Among the lines below, how many carry the string "object"? Reply with a number and nothing else.

Dataset excerpts:
★ ★ ★ ★ ★

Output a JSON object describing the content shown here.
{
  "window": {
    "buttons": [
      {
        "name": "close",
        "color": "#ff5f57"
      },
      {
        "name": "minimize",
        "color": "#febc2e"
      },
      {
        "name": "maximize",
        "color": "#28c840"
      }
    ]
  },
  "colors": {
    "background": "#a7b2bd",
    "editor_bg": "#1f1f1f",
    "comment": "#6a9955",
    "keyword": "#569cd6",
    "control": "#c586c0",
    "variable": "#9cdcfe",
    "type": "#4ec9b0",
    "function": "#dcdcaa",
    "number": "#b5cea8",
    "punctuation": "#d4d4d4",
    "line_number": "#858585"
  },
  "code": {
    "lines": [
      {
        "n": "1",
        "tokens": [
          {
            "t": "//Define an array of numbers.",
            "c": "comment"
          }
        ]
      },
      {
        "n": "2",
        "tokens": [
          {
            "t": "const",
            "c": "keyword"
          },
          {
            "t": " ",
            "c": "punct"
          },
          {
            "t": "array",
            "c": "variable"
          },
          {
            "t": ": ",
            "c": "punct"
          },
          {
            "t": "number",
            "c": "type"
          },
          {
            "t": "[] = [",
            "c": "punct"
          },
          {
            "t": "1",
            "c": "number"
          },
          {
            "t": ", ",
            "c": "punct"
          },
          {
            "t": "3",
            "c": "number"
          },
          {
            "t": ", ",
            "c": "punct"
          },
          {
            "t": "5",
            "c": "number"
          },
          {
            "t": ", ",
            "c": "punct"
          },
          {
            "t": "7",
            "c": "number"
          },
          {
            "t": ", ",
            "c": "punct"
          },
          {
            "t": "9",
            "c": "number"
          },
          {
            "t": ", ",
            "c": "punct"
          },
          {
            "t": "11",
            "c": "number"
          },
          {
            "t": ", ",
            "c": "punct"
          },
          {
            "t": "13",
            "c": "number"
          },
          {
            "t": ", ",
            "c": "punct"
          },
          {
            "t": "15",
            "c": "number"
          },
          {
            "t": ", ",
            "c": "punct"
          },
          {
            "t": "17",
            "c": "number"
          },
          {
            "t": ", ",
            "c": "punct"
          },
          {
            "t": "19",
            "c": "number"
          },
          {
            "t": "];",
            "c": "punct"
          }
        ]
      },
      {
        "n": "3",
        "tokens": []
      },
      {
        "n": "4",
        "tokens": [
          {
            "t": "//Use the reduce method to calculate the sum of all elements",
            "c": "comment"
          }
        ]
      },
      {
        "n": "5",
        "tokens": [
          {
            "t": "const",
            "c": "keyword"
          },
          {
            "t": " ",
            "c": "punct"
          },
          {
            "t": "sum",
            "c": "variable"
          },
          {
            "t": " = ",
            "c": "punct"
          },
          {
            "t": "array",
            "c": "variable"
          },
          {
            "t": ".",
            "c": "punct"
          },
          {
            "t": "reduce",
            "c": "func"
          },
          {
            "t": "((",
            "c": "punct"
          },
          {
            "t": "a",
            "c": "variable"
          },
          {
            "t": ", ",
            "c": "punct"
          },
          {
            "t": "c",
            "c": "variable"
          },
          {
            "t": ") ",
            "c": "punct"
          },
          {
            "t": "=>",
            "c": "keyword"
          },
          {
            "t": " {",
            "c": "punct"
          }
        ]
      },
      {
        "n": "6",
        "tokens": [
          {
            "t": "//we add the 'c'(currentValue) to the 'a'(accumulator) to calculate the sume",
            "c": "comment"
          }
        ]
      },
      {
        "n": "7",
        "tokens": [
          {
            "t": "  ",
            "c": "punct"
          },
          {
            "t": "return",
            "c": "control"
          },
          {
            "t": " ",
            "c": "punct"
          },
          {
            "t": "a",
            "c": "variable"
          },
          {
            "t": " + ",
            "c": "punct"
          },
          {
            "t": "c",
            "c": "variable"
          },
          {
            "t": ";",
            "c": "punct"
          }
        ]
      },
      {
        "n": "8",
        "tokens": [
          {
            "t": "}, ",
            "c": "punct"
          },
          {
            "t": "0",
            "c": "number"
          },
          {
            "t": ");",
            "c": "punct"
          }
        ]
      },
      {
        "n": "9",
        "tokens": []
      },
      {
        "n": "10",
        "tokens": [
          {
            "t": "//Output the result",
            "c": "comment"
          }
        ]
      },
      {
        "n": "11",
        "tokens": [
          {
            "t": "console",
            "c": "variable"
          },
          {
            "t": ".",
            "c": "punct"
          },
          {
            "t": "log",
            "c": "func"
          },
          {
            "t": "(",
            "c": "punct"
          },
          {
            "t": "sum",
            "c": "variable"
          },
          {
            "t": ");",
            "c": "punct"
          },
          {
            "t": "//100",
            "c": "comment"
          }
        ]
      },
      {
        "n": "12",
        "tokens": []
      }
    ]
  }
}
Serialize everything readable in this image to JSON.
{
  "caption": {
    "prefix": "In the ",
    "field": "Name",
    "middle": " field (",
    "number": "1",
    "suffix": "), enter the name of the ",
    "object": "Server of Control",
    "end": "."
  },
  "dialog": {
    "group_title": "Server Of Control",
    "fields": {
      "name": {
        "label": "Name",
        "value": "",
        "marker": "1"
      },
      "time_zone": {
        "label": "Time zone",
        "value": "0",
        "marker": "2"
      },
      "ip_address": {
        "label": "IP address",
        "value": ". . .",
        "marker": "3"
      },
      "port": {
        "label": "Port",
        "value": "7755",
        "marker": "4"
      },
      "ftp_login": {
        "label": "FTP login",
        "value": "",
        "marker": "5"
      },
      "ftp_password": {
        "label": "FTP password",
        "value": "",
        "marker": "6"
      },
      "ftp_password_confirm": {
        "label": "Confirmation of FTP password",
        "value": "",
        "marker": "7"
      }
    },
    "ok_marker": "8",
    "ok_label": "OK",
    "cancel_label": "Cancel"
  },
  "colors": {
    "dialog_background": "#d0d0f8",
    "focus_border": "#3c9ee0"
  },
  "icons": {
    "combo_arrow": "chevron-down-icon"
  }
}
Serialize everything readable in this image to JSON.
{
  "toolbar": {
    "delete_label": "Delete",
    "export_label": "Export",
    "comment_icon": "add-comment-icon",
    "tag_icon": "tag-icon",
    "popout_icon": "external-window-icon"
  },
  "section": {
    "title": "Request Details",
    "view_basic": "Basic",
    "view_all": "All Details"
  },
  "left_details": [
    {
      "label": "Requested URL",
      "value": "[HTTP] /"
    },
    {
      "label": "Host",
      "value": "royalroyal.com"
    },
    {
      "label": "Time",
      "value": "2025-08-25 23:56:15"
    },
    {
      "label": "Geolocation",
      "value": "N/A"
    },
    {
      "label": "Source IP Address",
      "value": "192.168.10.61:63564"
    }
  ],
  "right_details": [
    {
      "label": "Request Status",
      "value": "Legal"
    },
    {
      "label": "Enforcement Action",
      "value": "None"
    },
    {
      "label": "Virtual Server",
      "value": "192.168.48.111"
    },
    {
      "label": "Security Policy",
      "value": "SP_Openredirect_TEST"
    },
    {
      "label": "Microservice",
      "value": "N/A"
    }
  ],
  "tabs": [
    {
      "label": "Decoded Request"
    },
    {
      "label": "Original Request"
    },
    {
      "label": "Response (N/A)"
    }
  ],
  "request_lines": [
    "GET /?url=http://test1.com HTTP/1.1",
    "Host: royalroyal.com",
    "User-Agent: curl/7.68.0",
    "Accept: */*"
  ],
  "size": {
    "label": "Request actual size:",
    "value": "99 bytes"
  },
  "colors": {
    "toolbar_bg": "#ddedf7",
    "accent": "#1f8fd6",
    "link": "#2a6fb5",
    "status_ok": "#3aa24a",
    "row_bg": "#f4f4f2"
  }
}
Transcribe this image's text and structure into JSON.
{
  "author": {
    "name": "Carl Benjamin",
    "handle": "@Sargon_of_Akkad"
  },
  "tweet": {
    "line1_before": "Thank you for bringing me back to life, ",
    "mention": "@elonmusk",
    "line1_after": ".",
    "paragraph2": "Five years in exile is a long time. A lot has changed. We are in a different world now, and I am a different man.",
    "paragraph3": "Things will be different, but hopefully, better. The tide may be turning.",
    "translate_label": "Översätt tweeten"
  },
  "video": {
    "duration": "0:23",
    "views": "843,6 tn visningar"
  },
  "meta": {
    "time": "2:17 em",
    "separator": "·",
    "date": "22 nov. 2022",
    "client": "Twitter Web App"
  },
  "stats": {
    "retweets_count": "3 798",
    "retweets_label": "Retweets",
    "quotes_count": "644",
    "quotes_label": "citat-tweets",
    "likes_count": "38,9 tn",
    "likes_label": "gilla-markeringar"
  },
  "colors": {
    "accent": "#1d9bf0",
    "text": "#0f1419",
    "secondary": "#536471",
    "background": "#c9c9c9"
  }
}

★ ★ ★ ★ ★

_The completed task_
2